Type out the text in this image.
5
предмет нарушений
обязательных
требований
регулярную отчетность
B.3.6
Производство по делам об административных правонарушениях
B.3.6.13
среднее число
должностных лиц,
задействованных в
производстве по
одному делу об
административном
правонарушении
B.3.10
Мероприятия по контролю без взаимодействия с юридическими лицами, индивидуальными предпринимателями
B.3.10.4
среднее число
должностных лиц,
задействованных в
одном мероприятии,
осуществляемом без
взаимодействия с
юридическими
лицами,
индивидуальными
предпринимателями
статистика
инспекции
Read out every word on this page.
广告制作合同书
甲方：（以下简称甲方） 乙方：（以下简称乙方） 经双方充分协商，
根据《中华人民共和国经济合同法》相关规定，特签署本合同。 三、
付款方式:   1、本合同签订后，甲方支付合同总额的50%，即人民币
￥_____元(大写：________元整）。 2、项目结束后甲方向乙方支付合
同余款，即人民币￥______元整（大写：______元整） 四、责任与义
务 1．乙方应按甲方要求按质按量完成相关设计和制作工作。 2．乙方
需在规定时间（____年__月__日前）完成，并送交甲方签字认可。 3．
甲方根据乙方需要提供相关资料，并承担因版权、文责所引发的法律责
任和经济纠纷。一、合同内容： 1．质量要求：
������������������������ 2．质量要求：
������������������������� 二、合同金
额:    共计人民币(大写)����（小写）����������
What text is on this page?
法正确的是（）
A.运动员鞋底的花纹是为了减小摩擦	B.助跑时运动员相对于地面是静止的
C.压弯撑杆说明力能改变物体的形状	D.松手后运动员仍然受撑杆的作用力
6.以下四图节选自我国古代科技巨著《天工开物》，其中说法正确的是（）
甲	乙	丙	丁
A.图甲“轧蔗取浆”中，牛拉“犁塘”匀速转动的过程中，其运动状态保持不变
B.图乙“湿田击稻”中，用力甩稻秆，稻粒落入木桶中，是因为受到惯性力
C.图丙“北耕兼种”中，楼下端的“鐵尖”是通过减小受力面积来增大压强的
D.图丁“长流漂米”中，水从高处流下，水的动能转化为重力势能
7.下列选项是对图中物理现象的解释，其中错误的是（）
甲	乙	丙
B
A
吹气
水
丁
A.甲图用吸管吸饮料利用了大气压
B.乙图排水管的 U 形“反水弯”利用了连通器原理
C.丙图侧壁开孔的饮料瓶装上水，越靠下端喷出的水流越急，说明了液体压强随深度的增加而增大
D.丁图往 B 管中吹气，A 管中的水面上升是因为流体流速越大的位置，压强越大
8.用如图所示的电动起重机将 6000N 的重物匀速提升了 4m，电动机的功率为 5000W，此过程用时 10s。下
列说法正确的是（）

* What the task requires *
Starting at the line that contains "Read out every word on this page.", print every line through the end of the listing, word for word. Leave out all the rest.

* Reply to the exercise *
Read out every word on this page.
广告制作合同书
甲方：（以下简称甲方） 乙方：（以下简称乙方） 经双方充分协商，
根据《中华人民共和国经济合同法》相关规定，特签署本合同。 三、
付款方式:   1、本合同签订后，甲方支付合同总额的50%，即人民币
￥_____元(大写：________元整）。 2、项目结束后甲方向乙方支付合
同余款，即人民币￥______元整（大写：______元整） 四、责任与义
务 1．乙方应按甲方要求按质按量完成相关设计和制作工作。 2．乙方
需在规定时间（____年__月__日前）完成，并送交甲方签字认可。 3．
甲方根据乙方需要提供相关资料，并承担因版权、文责所引发的法律责
任和经济纠纷。一、合同内容： 1．质量要求：
������������������������ 2．质量要求：
������������������������� 二、合同金
额:    共计人民币(大写)����（小写）����������
What text is on this page?
法正确的是（）
A.运动员鞋底的花纹是为了减小摩擦	B.助跑时运动员相对于地面是静止的
C.压弯撑杆说明力能改变物体的形状	D.松手后运动员仍然受撑杆的作用力
6.以下四图节选自我国古代科技巨著《天工开物》，其中说法正确的是（）
甲	乙	丙	丁
A.图甲“轧蔗取浆”中，牛拉“犁塘”匀速转动的过程中，其运动状态保持不变
B.图乙“湿田击稻”中，用力甩稻秆，稻粒落入木桶中，是因为受到惯性力
C.图丙“北耕兼种”中，楼下端的“鐵尖”是通过减小受力面积来增大压强的
D.图丁“长流漂米”中，水从高处流下，水的动能转化为重力势能
7.下列选项是对图中物理现象的解释，其中错误的是（）
甲	乙	丙
B
A
吹气
水
丁
A.甲图用吸管吸饮料利用了大气压
B.乙图排水管的 U 形“反水弯”利用了连通器原理
C.丙图侧壁开孔的饮料瓶装上水，越靠下端喷出的水流越急，说明了液体压强随深度的增加而增大
D.丁图往 B 管中吹气，A 管中的水面上升是因为流体流速越大的位置，压强越大
8.用如图所示的电动起重机将 6000N 的重物匀速提升了 4m，电动机的功率为 5000W，此过程用时 10s。下
列说法正确的是（）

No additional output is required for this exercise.